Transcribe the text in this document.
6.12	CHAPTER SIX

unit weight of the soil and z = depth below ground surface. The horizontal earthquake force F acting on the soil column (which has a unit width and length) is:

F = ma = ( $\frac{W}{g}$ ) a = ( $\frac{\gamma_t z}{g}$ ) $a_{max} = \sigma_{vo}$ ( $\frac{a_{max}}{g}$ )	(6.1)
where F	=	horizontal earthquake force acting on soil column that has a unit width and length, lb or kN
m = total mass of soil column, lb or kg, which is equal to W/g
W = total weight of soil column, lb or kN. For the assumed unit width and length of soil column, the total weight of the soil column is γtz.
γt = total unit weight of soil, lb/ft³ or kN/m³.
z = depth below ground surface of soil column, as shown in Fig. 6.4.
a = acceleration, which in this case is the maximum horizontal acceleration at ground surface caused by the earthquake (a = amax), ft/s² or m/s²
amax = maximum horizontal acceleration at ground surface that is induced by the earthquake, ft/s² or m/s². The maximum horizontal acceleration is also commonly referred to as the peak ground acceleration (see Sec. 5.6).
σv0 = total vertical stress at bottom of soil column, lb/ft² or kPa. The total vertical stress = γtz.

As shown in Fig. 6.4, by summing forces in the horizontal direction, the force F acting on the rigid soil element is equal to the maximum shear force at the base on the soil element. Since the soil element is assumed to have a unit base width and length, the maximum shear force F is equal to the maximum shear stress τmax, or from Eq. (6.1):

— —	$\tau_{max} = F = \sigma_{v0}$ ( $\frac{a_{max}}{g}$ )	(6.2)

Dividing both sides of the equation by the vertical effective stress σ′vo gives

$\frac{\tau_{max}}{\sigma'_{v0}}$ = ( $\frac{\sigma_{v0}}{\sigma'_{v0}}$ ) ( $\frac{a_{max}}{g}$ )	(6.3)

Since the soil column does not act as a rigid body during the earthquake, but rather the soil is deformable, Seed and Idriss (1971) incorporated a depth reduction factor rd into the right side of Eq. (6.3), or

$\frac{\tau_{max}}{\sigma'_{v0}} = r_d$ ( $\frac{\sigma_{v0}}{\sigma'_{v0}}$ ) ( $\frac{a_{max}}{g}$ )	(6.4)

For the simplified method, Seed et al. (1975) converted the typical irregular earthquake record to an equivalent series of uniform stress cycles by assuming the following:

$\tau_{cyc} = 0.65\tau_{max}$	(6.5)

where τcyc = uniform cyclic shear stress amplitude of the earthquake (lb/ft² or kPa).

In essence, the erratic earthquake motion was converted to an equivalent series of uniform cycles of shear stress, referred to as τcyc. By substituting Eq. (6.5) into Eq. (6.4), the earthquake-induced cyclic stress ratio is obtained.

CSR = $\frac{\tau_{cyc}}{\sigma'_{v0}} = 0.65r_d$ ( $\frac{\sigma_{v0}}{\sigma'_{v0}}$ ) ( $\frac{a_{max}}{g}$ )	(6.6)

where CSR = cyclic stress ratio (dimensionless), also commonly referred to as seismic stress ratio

⁂

Take the records above and return them exactly as written.

Transcribe the text in this document.
6.12	CHAPTER SIX

unit weight of the soil and z = depth below ground surface. The horizontal earthquake force F acting on the soil column (which has a unit width and length) is:

F = ma = ( $\frac{W}{g}$ ) a = ( $\frac{\gamma_t z}{g}$ ) $a_{max} = \sigma_{vo}$ ( $\frac{a_{max}}{g}$ )	(6.1)
where F	=	horizontal earthquake force acting on soil column that has a unit width and length, lb or kN
m = total mass of soil column, lb or kg, which is equal to W/g
W = total weight of soil column, lb or kN. For the assumed unit width and length of soil column, the total weight of the soil column is γtz.
γt = total unit weight of soil, lb/ft³ or kN/m³.
z = depth below ground surface of soil column, as shown in Fig. 6.4.
a = acceleration, which in this case is the maximum horizontal acceleration at ground surface caused by the earthquake (a = amax), ft/s² or m/s²
amax = maximum horizontal acceleration at ground surface that is induced by the earthquake, ft/s² or m/s². The maximum horizontal acceleration is also commonly referred to as the peak ground acceleration (see Sec. 5.6).
σv0 = total vertical stress at bottom of soil column, lb/ft² or kPa. The total vertical stress = γtz.

As shown in Fig. 6.4, by summing forces in the horizontal direction, the force F acting on the rigid soil element is equal to the maximum shear force at the base on the soil element. Since the soil element is assumed to have a unit base width and length, the maximum shear force F is equal to the maximum shear stress τmax, or from Eq. (6.1):

— —	$\tau_{max} = F = \sigma_{v0}$ ( $\frac{a_{max}}{g}$ )	(6.2)

Dividing both sides of the equation by the vertical effective stress σ′vo gives

$\frac{\tau_{max}}{\sigma'_{v0}}$ = ( $\frac{\sigma_{v0}}{\sigma'_{v0}}$ ) ( $\frac{a_{max}}{g}$ )	(6.3)

Since the soil column does not act as a rigid body during the earthquake, but rather the soil is deformable, Seed and Idriss (1971) incorporated a depth reduction factor rd into the right side of Eq. (6.3), or

$\frac{\tau_{max}}{\sigma'_{v0}} = r_d$ ( $\frac{\sigma_{v0}}{\sigma'_{v0}}$ ) ( $\frac{a_{max}}{g}$ )	(6.4)

For the simplified method, Seed et al. (1975) converted the typical irregular earthquake record to an equivalent series of uniform stress cycles by assuming the following:

$\tau_{cyc} = 0.65\tau_{max}$	(6.5)

where τcyc = uniform cyclic shear stress amplitude of the earthquake (lb/ft² or kPa).

In essence, the erratic earthquake motion was converted to an equivalent series of uniform cycles of shear stress, referred to as τcyc. By substituting Eq. (6.5) into Eq. (6.4), the earthquake-induced cyclic stress ratio is obtained.

CSR = $\frac{\tau_{cyc}}{\sigma'_{v0}} = 0.65r_d$ ( $\frac{\sigma_{v0}}{\sigma'_{v0}}$ ) ( $\frac{a_{max}}{g}$ )	(6.6)

where CSR = cyclic stress ratio (dimensionless), also commonly referred to as seismic stress ratio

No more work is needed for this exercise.